— BEGIN SUPPLIED RECORDS —

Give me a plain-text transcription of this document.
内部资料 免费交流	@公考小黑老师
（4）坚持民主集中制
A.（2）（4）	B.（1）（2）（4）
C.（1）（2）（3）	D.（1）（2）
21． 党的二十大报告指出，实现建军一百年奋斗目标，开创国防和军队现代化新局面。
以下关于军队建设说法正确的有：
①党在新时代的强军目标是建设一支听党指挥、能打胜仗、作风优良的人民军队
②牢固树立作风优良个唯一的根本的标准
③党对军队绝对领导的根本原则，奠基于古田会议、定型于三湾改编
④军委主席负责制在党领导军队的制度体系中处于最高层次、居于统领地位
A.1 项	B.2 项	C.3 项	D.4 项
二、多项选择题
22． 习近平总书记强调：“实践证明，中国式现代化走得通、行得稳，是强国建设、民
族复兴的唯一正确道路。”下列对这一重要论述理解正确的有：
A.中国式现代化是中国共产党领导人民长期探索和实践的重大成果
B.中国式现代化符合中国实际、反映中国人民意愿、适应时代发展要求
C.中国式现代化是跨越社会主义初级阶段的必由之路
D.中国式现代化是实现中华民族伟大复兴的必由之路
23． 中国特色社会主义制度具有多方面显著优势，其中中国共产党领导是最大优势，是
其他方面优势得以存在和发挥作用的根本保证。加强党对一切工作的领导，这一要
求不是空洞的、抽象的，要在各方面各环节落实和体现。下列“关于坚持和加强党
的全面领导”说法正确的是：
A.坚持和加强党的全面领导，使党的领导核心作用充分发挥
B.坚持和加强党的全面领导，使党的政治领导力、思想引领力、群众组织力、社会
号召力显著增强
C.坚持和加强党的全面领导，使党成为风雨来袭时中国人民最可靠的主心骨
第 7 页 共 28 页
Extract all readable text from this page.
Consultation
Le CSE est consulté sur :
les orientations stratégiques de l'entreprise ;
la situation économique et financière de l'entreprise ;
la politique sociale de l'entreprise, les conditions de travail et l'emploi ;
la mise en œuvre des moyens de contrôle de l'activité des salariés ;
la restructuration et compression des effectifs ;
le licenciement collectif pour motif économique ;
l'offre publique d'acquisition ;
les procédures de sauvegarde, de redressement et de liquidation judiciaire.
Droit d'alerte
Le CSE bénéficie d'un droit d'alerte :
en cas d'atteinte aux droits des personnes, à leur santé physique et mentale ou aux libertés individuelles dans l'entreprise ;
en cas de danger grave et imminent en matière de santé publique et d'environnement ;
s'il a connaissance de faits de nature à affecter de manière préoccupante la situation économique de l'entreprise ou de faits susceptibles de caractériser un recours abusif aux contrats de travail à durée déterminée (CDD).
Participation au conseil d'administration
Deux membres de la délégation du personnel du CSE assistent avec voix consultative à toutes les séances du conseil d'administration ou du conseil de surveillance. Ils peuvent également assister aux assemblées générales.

— END SUPPLIED RECORDS —

AIM OF THE EXERCISE
Work out how many lines of the data above hold the word "坚持和加强党的全面领导", and write only the count.

FINISHED TASK
3